[Figure record extracts]
::::

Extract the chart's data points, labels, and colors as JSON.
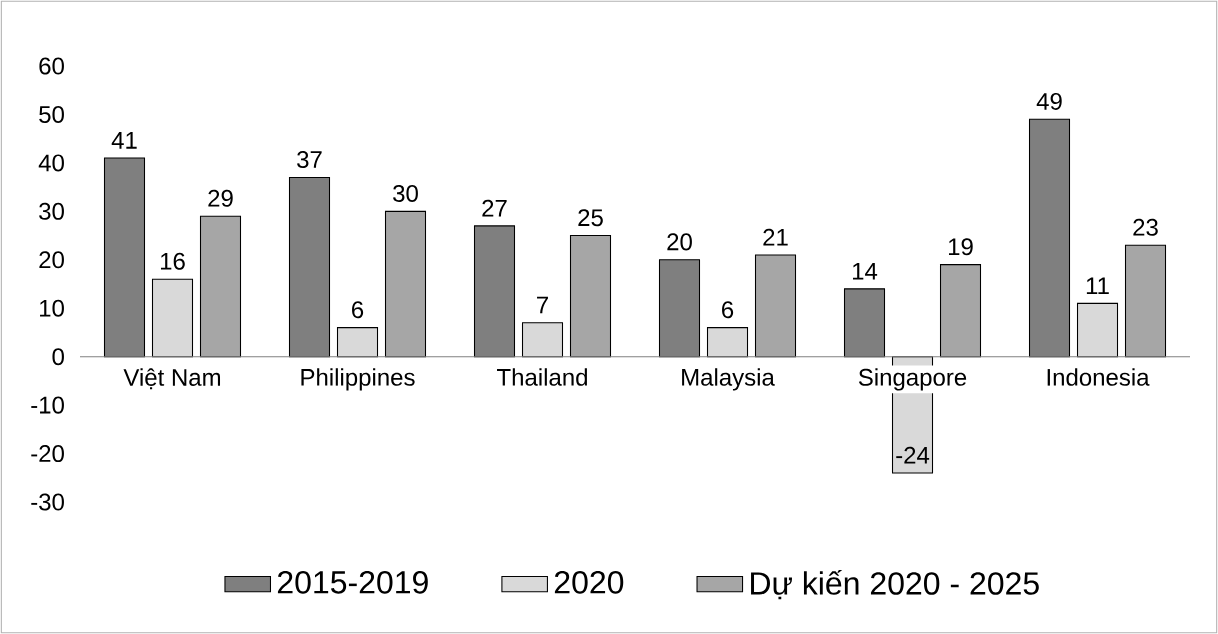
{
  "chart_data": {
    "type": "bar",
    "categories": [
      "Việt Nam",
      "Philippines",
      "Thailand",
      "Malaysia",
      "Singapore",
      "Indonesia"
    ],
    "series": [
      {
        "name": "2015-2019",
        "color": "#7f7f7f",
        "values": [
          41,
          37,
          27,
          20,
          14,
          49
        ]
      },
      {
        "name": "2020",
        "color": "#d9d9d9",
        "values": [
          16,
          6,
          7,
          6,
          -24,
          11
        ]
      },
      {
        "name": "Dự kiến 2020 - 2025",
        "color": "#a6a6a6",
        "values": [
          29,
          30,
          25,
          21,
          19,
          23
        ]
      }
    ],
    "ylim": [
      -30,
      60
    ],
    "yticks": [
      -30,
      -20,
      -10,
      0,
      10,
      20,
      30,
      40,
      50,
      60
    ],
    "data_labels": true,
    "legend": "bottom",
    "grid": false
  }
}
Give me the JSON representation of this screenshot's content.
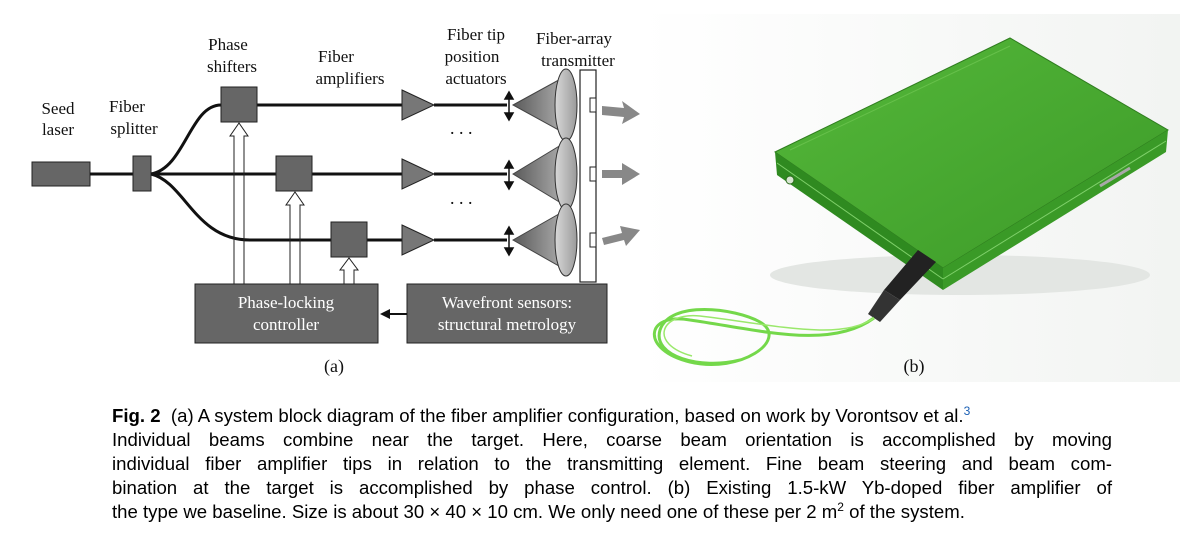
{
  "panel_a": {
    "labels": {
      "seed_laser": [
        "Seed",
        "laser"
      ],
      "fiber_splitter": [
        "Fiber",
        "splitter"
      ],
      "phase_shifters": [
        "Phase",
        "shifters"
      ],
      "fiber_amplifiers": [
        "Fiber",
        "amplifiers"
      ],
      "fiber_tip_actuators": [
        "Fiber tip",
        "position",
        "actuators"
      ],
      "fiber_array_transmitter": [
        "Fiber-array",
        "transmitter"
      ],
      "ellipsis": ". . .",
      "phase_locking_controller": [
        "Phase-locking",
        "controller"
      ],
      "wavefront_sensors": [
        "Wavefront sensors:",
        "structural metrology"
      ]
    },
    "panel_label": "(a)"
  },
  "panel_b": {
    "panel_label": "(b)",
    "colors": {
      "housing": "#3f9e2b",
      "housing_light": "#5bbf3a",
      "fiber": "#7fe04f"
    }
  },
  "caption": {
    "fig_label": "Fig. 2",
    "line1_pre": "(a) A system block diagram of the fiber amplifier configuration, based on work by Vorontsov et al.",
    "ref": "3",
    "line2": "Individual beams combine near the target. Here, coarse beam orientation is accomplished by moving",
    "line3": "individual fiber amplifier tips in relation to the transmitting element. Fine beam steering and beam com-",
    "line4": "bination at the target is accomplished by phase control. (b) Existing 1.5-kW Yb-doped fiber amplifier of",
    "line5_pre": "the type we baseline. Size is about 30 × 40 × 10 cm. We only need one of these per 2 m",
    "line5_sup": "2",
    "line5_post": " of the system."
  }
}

::::

▶ **What is required**
Write out exactly the lines from the one containing "Give me the" to the last line of the records above, both included, and leave out any pictures.

▶ **Solution to this exercise**
Give me the JSON representation of this screenshot's content.
{
  "panel_a": {
    "labels": {
      "seed_laser": [
        "Seed",
        "laser"
      ],
      "fiber_splitter": [
        "Fiber",
        "splitter"
      ],
      "phase_shifters": [
        "Phase",
        "shifters"
      ],
      "fiber_amplifiers": [
        "Fiber",
        "amplifiers"
      ],
      "fiber_tip_actuators": [
        "Fiber tip",
        "position",
        "actuators"
      ],
      "fiber_array_transmitter": [
        "Fiber-array",
        "transmitter"
      ],
      "ellipsis": ". . .",
      "phase_locking_controller": [
        "Phase-locking",
        "controller"
      ],
      "wavefront_sensors": [
        "Wavefront sensors:",
        "structural metrology"
      ]
    },
    "panel_label": "(a)"
  },
  "panel_b": {
    "panel_label": "(b)",
    "colors": {
      "housing": "#3f9e2b",
      "housing_light": "#5bbf3a",
      "fiber": "#7fe04f"
    }
  },
  "caption": {
    "fig_label": "Fig. 2",
    "line1_pre": "(a) A system block diagram of the fiber amplifier configuration, based on work by Vorontsov et al.",
    "ref": "3",
    "line2": "Individual beams combine near the target. Here, coarse beam orientation is accomplished by moving",
    "line3": "individual fiber amplifier tips in relation to the transmitting element. Fine beam steering and beam com-",
    "line4": "bination at the target is accomplished by phase control. (b) Existing 1.5-kW Yb-doped fiber amplifier of",
    "line5_pre": "the type we baseline. Size is about 30 × 40 × 10 cm. We only need one of these per 2 m",
    "line5_sup": "2",
    "line5_post": " of the system."
  }
}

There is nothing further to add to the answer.